**STATED TASK**
In the listing below, find every line with the string "dejar" and pull it out.

(Stored data entries)
○ ○ ○
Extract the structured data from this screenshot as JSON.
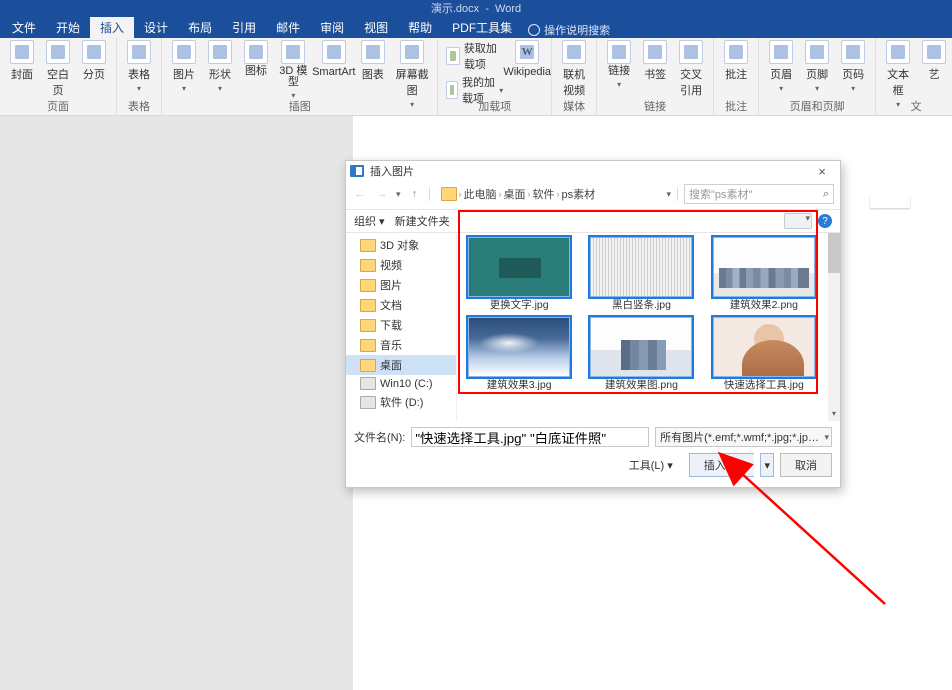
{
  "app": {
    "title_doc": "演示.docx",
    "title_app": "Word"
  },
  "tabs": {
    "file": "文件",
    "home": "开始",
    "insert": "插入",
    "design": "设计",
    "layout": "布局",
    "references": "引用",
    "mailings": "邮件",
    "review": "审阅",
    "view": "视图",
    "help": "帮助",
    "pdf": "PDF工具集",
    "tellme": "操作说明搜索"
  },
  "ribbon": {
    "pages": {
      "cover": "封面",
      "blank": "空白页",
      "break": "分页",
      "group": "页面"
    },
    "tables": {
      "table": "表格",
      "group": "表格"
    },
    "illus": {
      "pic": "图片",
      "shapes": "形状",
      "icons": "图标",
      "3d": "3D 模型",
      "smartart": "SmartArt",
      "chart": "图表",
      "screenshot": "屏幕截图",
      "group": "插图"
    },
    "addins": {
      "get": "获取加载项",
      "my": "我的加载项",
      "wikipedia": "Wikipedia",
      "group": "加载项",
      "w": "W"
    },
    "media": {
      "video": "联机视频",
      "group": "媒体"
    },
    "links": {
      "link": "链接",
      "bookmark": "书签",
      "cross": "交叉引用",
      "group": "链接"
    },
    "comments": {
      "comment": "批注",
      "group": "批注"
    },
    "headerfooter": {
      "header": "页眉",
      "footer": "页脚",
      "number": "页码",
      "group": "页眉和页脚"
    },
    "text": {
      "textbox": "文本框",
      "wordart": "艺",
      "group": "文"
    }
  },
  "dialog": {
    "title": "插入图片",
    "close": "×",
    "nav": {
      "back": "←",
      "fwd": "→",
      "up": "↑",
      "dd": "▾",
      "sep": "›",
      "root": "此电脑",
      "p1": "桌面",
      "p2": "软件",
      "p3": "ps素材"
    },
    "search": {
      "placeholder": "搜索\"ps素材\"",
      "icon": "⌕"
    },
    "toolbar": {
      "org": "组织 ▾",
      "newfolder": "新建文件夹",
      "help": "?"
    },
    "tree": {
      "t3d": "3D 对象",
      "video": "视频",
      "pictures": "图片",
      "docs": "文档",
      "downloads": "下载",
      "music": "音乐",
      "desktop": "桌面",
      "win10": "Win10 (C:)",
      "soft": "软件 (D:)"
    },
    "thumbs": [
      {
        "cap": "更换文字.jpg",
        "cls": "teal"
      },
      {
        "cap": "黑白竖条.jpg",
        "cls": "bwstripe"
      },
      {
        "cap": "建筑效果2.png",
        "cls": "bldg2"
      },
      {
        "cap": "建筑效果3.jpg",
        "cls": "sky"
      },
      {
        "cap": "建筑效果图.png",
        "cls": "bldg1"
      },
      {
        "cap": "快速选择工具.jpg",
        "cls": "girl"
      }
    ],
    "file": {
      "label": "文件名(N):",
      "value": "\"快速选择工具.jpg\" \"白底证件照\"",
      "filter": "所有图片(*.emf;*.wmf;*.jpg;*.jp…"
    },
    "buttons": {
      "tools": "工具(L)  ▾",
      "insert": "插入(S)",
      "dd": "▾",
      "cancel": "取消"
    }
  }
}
○ ○ ○
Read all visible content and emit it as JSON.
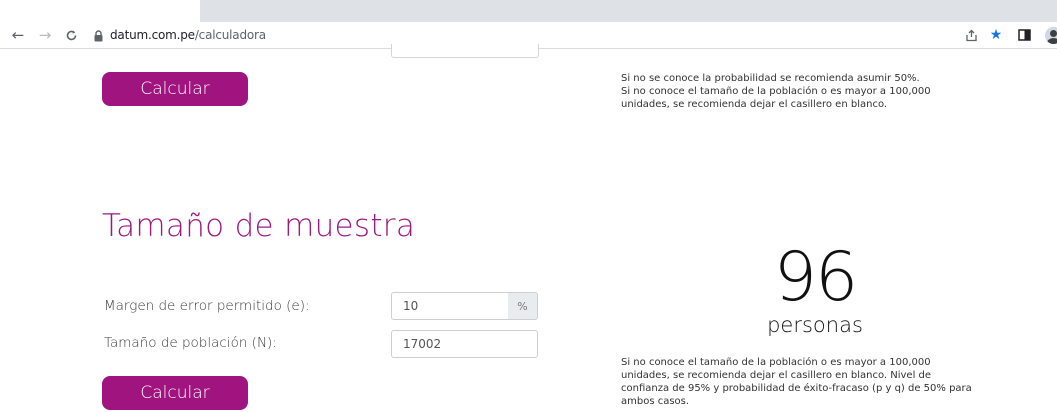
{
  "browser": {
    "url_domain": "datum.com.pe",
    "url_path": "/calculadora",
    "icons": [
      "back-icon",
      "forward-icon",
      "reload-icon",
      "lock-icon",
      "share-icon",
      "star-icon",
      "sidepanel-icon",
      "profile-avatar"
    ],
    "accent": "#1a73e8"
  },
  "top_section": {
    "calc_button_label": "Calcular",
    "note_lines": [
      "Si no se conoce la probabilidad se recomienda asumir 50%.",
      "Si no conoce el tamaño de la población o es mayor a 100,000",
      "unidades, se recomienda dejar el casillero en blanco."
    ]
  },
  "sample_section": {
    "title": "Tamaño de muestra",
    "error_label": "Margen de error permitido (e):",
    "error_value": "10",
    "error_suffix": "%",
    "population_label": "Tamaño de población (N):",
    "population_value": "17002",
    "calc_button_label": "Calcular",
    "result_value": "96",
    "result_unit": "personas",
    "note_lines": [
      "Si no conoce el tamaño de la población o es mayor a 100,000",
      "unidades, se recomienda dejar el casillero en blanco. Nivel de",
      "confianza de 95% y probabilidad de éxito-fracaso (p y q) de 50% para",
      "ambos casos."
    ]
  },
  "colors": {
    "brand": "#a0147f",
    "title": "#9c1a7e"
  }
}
○ ○ ○
**THE COMPLETED TASK**
      "unidades, se recomienda dejar el casillero en blanco."
      "unidades, se recomienda dejar el casillero en blanco. Nivel de",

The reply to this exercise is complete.